## Short problem:
Copy every line from the material below that holds "الله".

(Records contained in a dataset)
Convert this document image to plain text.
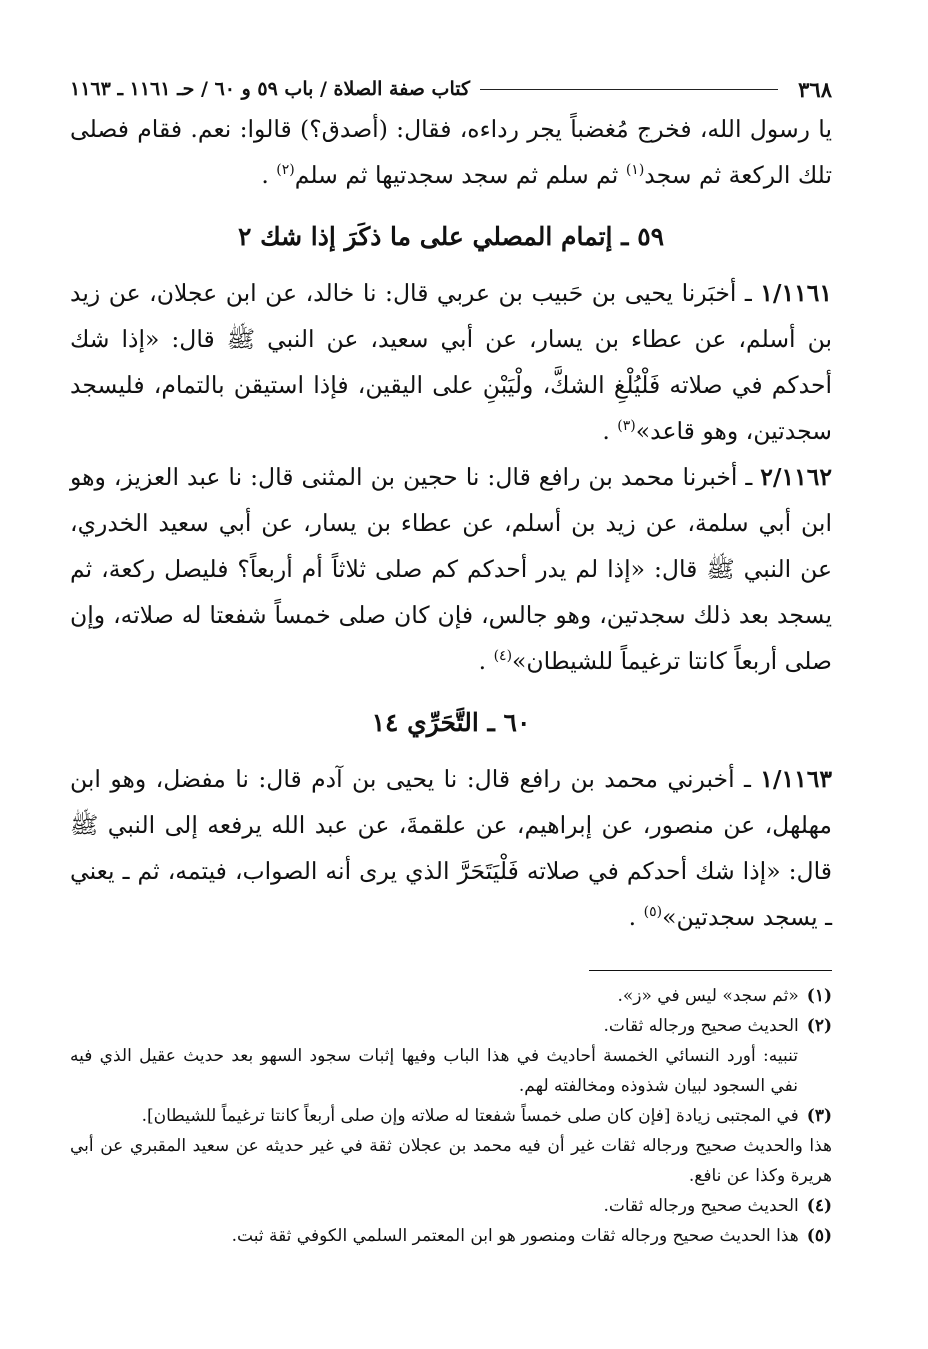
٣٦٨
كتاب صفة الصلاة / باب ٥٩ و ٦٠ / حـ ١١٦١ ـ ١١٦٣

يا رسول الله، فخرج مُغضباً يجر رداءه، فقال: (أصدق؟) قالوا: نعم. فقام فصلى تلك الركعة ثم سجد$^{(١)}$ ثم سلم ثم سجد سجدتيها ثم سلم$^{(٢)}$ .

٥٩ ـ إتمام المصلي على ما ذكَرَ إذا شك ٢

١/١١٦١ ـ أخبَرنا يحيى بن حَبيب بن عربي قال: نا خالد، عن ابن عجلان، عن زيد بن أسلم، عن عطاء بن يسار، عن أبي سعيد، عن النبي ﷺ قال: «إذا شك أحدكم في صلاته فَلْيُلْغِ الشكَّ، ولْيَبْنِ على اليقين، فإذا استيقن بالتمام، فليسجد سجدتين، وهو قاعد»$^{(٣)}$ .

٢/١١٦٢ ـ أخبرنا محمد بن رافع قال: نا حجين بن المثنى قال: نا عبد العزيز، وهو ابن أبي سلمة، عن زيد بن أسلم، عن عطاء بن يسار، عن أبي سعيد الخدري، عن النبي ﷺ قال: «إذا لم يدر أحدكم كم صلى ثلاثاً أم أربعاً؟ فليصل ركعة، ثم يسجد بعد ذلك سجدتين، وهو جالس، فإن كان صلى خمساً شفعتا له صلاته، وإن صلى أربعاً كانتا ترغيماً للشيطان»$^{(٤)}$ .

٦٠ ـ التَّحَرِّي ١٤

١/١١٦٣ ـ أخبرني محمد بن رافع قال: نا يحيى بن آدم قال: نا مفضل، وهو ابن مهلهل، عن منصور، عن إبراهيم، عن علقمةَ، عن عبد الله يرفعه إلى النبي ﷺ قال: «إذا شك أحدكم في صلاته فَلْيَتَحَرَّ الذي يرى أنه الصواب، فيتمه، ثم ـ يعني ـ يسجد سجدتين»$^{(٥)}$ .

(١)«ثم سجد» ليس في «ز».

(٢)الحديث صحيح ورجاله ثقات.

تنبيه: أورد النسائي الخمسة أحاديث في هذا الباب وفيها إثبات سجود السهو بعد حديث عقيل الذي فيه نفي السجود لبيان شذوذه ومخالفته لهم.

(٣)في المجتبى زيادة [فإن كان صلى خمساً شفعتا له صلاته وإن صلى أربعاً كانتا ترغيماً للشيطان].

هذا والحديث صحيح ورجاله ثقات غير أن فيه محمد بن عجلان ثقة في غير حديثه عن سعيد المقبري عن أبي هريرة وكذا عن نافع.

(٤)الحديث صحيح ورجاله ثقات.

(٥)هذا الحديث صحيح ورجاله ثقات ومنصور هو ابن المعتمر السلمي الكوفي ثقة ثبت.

## Answer to the task:
يا رسول الله، فخرج مُغضباً يجر رداءه، فقال: (أصدق؟) قالوا: نعم. فقام فصلى تلك الركعة ثم سجد$^{(١)}$ ثم سلم ثم سجد سجدتيها ثم سلم$^{(٢)}$ .
١/١١٦٣ ـ أخبرني محمد بن رافع قال: نا يحيى بن آدم قال: نا مفضل، وهو ابن مهلهل، عن منصور، عن إبراهيم، عن علقمةَ، عن عبد الله يرفعه إلى النبي ﷺ قال: «إذا شك أحدكم في صلاته فَلْيَتَحَرَّ الذي يرى أنه الصواب، فيتمه، ثم ـ يعني ـ يسجد سجدتين»$^{(٥)}$ .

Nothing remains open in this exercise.